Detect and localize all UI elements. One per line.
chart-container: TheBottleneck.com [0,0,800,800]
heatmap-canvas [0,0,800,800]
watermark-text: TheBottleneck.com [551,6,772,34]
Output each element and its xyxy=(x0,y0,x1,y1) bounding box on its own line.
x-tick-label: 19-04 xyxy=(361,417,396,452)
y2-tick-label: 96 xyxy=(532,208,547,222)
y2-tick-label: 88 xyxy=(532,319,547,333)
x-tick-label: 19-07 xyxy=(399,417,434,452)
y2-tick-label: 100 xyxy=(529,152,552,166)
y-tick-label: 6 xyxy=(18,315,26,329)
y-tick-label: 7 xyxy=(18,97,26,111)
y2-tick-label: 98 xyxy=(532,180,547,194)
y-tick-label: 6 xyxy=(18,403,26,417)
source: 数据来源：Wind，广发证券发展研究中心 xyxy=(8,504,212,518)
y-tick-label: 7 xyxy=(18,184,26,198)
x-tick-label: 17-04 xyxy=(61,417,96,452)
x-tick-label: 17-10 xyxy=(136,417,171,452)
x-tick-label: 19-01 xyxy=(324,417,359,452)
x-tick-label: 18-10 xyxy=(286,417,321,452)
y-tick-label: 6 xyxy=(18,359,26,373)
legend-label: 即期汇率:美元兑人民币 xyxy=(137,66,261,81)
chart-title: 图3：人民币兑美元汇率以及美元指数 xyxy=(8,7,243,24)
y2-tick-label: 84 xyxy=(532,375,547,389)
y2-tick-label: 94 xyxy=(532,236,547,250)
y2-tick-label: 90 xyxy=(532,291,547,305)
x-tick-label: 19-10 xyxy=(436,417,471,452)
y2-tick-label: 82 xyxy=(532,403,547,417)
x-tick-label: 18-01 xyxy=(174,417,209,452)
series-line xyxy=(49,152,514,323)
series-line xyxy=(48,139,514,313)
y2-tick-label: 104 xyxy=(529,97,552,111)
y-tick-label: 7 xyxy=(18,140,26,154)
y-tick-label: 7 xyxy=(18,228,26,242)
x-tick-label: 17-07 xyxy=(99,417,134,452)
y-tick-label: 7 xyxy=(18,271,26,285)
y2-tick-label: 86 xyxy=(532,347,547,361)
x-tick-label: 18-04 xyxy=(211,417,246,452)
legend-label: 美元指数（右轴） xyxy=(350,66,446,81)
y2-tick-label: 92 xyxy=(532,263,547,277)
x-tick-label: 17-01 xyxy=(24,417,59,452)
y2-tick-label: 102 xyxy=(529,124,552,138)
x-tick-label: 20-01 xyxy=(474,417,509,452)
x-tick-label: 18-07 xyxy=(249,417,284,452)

***

◆ **Written exercise**:
Can you print every row above again, character for character and in the same order?

◆ **The result**:
Detect and localize all UI elements. One per line.
chart-container: TheBottleneck.com [0,0,800,800]
heatmap-canvas [0,0,800,800]
watermark-text: TheBottleneck.com [551,6,772,34]
Output each element and its xyxy=(x0,y0,x1,y1) bounding box on its own line.
x-tick-label: 19-04 xyxy=(361,417,396,452)
y2-tick-label: 96 xyxy=(532,208,547,222)
y2-tick-label: 88 xyxy=(532,319,547,333)
x-tick-label: 19-07 xyxy=(399,417,434,452)
y2-tick-label: 100 xyxy=(529,152,552,166)
y-tick-label: 6 xyxy=(18,315,26,329)
y-tick-label: 7 xyxy=(18,97,26,111)
y2-tick-label: 98 xyxy=(532,180,547,194)
y-tick-label: 6 xyxy=(18,403,26,417)
source: 数据来源：Wind，广发证券发展研究中心 xyxy=(8,504,212,518)
y-tick-label: 7 xyxy=(18,184,26,198)
x-tick-label: 17-04 xyxy=(61,417,96,452)
x-tick-label: 17-10 xyxy=(136,417,171,452)
x-tick-label: 19-01 xyxy=(324,417,359,452)
x-tick-label: 18-10 xyxy=(286,417,321,452)
y-tick-label: 6 xyxy=(18,359,26,373)
legend-label: 即期汇率:美元兑人民币 xyxy=(137,66,261,81)
chart-title: 图3：人民币兑美元汇率以及美元指数 xyxy=(8,7,243,24)
y2-tick-label: 84 xyxy=(532,375,547,389)
y2-tick-label: 94 xyxy=(532,236,547,250)
y2-tick-label: 90 xyxy=(532,291,547,305)
x-tick-label: 19-10 xyxy=(436,417,471,452)
y2-tick-label: 82 xyxy=(532,403,547,417)
x-tick-label: 18-01 xyxy=(174,417,209,452)
series-line xyxy=(49,152,514,323)
series-line xyxy=(48,139,514,313)
y2-tick-label: 104 xyxy=(529,97,552,111)
y-tick-label: 7 xyxy=(18,140,26,154)
y-tick-label: 7 xyxy=(18,228,26,242)
x-tick-label: 17-07 xyxy=(99,417,134,452)
y-tick-label: 7 xyxy=(18,271,26,285)
y2-tick-label: 86 xyxy=(532,347,547,361)
x-tick-label: 18-04 xyxy=(211,417,246,452)
legend-label: 美元指数（右轴） xyxy=(350,66,446,81)
y2-tick-label: 92 xyxy=(532,263,547,277)
x-tick-label: 17-01 xyxy=(24,417,59,452)
y2-tick-label: 102 xyxy=(529,124,552,138)
x-tick-label: 20-01 xyxy=(474,417,509,452)
x-tick-label: 18-07 xyxy=(249,417,284,452)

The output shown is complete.